● BRIEF: Return the full listing exactly as it is written.

● RECORDS SHOWN:
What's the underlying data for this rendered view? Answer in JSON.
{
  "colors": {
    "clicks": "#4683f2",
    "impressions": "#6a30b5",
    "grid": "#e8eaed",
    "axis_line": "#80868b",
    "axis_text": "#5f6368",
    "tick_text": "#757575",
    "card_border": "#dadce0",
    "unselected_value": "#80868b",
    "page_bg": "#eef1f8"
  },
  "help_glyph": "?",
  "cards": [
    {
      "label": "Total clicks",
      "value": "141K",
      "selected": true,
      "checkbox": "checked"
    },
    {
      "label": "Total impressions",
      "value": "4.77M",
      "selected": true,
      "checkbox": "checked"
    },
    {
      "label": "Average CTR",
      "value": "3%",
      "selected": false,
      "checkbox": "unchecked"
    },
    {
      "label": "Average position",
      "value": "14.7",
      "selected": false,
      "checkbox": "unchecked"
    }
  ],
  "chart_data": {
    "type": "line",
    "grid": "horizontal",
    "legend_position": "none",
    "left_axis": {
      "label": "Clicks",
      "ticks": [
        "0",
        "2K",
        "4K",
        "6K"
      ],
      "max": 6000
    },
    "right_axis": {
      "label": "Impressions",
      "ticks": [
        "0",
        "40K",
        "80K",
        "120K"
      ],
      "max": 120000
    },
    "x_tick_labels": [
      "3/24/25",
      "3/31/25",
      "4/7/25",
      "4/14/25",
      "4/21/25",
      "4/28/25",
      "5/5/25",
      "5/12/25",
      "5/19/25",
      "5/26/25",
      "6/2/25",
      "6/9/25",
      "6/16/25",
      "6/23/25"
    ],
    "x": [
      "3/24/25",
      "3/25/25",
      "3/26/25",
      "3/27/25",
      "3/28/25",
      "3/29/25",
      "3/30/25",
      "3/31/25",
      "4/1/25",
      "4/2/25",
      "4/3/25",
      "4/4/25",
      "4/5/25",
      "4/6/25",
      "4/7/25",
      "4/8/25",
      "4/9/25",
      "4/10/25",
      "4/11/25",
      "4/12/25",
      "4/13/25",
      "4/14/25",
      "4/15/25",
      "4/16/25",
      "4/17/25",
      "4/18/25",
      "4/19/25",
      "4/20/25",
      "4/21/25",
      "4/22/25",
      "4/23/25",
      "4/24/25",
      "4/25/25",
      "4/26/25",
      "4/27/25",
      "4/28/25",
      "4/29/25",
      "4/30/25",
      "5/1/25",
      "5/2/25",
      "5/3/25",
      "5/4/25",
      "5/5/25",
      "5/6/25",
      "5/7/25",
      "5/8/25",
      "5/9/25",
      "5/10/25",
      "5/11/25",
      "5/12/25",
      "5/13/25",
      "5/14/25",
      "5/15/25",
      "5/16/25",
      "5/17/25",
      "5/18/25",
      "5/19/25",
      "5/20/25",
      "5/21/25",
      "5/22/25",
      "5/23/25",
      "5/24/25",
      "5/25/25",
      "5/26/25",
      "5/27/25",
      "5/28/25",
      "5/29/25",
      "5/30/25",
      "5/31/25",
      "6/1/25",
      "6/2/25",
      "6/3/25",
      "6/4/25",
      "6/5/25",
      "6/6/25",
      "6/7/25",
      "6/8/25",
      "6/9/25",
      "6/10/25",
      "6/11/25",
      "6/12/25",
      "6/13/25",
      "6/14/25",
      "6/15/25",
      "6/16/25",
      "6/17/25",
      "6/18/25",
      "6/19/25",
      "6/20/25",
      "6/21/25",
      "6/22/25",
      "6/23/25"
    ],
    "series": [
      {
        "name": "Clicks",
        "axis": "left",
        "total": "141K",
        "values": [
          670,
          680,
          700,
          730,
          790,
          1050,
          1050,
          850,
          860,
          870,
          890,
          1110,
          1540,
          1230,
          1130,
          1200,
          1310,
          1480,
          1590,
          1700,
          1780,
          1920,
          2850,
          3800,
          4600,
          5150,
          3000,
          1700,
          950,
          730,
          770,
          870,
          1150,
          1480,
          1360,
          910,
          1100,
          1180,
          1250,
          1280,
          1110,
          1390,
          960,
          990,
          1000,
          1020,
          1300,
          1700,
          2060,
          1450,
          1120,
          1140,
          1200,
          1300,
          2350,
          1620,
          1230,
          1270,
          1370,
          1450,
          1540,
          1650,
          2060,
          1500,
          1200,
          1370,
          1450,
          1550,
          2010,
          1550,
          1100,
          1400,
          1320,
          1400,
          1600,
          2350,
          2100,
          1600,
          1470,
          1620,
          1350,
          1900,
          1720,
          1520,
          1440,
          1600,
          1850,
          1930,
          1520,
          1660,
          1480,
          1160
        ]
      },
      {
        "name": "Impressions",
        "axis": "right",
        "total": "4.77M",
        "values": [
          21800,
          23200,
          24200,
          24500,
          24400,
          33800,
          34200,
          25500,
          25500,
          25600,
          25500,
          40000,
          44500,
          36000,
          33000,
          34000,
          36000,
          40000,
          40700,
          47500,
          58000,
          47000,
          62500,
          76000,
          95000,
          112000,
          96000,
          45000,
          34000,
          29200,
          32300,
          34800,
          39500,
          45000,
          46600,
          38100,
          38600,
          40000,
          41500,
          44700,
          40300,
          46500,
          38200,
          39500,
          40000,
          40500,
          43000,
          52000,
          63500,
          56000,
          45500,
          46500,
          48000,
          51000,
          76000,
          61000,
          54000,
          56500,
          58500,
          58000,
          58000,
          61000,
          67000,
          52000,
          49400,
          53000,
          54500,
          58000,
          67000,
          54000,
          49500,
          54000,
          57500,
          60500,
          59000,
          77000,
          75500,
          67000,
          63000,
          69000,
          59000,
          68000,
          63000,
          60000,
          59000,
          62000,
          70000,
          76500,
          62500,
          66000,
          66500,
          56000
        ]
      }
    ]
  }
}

● TASK OUTPUT:
What's the underlying data for this rendered view? Answer in JSON.
{
  "colors": {
    "clicks": "#4683f2",
    "impressions": "#6a30b5",
    "grid": "#e8eaed",
    "axis_line": "#80868b",
    "axis_text": "#5f6368",
    "tick_text": "#757575",
    "card_border": "#dadce0",
    "unselected_value": "#80868b",
    "page_bg": "#eef1f8"
  },
  "help_glyph": "?",
  "cards": [
    {
      "label": "Total clicks",
      "value": "141K",
      "selected": true,
      "checkbox": "checked"
    },
    {
      "label": "Total impressions",
      "value": "4.77M",
      "selected": true,
      "checkbox": "checked"
    },
    {
      "label": "Average CTR",
      "value": "3%",
      "selected": false,
      "checkbox": "unchecked"
    },
    {
      "label": "Average position",
      "value": "14.7",
      "selected": false,
      "checkbox": "unchecked"
    }
  ],
  "chart_data": {
    "type": "line",
    "grid": "horizontal",
    "legend_position": "none",
    "left_axis": {
      "label": "Clicks",
      "ticks": [
        "0",
        "2K",
        "4K",
        "6K"
      ],
      "max": 6000
    },
    "right_axis": {
      "label": "Impressions",
      "ticks": [
        "0",
        "40K",
        "80K",
        "120K"
      ],
      "max": 120000
    },
    "x_tick_labels": [
      "3/24/25",
      "3/31/25",
      "4/7/25",
      "4/14/25",
      "4/21/25",
      "4/28/25",
      "5/5/25",
      "5/12/25",
      "5/19/25",
      "5/26/25",
      "6/2/25",
      "6/9/25",
      "6/16/25",
      "6/23/25"
    ],
    "x": [
      "3/24/25",
      "3/25/25",
      "3/26/25",
      "3/27/25",
      "3/28/25",
      "3/29/25",
      "3/30/25",
      "3/31/25",
      "4/1/25",
      "4/2/25",
      "4/3/25",
      "4/4/25",
      "4/5/25",
      "4/6/25",
      "4/7/25",
      "4/8/25",
      "4/9/25",
      "4/10/25",
      "4/11/25",
      "4/12/25",
      "4/13/25",
      "4/14/25",
      "4/15/25",
      "4/16/25",
      "4/17/25",
      "4/18/25",
      "4/19/25",
      "4/20/25",
      "4/21/25",
      "4/22/25",
      "4/23/25",
      "4/24/25",
      "4/25/25",
      "4/26/25",
      "4/27/25",
      "4/28/25",
      "4/29/25",
      "4/30/25",
      "5/1/25",
      "5/2/25",
      "5/3/25",
      "5/4/25",
      "5/5/25",
      "5/6/25",
      "5/7/25",
      "5/8/25",
      "5/9/25",
      "5/10/25",
      "5/11/25",
      "5/12/25",
      "5/13/25",
      "5/14/25",
      "5/15/25",
      "5/16/25",
      "5/17/25",
      "5/18/25",
      "5/19/25",
      "5/20/25",
      "5/21/25",
      "5/22/25",
      "5/23/25",
      "5/24/25",
      "5/25/25",
      "5/26/25",
      "5/27/25",
      "5/28/25",
      "5/29/25",
      "5/30/25",
      "5/31/25",
      "6/1/25",
      "6/2/25",
      "6/3/25",
      "6/4/25",
      "6/5/25",
      "6/6/25",
      "6/7/25",
      "6/8/25",
      "6/9/25",
      "6/10/25",
      "6/11/25",
      "6/12/25",
      "6/13/25",
      "6/14/25",
      "6/15/25",
      "6/16/25",
      "6/17/25",
      "6/18/25",
      "6/19/25",
      "6/20/25",
      "6/21/25",
      "6/22/25",
      "6/23/25"
    ],
    "series": [
      {
        "name": "Clicks",
        "axis": "left",
        "total": "141K",
        "values": [
          670,
          680,
          700,
          730,
          790,
          1050,
          1050,
          850,
          860,
          870,
          890,
          1110,
          1540,
          1230,
          1130,
          1200,
          1310,
          1480,
          1590,
          1700,
          1780,
          1920,
          2850,
          3800,
          4600,
          5150,
          3000,
          1700,
          950,
          730,
          770,
          870,
          1150,
          1480,
          1360,
          910,
          1100,
          1180,
          1250,
          1280,
          1110,
          1390,
          960,
          990,
          1000,
          1020,
          1300,
          1700,
          2060,
          1450,
          1120,
          1140,
          1200,
          1300,
          2350,
          1620,
          1230,
          1270,
          1370,
          1450,
          1540,
          1650,
          2060,
          1500,
          1200,
          1370,
          1450,
          1550,
          2010,
          1550,
          1100,
          1400,
          1320,
          1400,
          1600,
          2350,
          2100,
          1600,
          1470,
          1620,
          1350,
          1900,
          1720,
          1520,
          1440,
          1600,
          1850,
          1930,
          1520,
          1660,
          1480,
          1160
        ]
      },
      {
        "name": "Impressions",
        "axis": "right",
        "total": "4.77M",
        "values": [
          21800,
          23200,
          24200,
          24500,
          24400,
          33800,
          34200,
          25500,
          25500,
          25600,
          25500,
          40000,
          44500,
          36000,
          33000,
          34000,
          36000,
          40000,
          40700,
          47500,
          58000,
          47000,
          62500,
          76000,
          95000,
          112000,
          96000,
          45000,
          34000,
          29200,
          32300,
          34800,
          39500,
          45000,
          46600,
          38100,
          38600,
          40000,
          41500,
          44700,
          40300,
          46500,
          38200,
          39500,
          40000,
          40500,
          43000,
          52000,
          63500,
          56000,
          45500,
          46500,
          48000,
          51000,
          76000,
          61000,
          54000,
          56500,
          58500,
          58000,
          58000,
          61000,
          67000,
          52000,
          49400,
          53000,
          54500,
          58000,
          67000,
          54000,
          49500,
          54000,
          57500,
          60500,
          59000,
          77000,
          75500,
          67000,
          63000,
          69000,
          59000,
          68000,
          63000,
          60000,
          59000,
          62000,
          70000,
          76500,
          62500,
          66000,
          66500,
          56000
        ]
      }
    ]
  }
}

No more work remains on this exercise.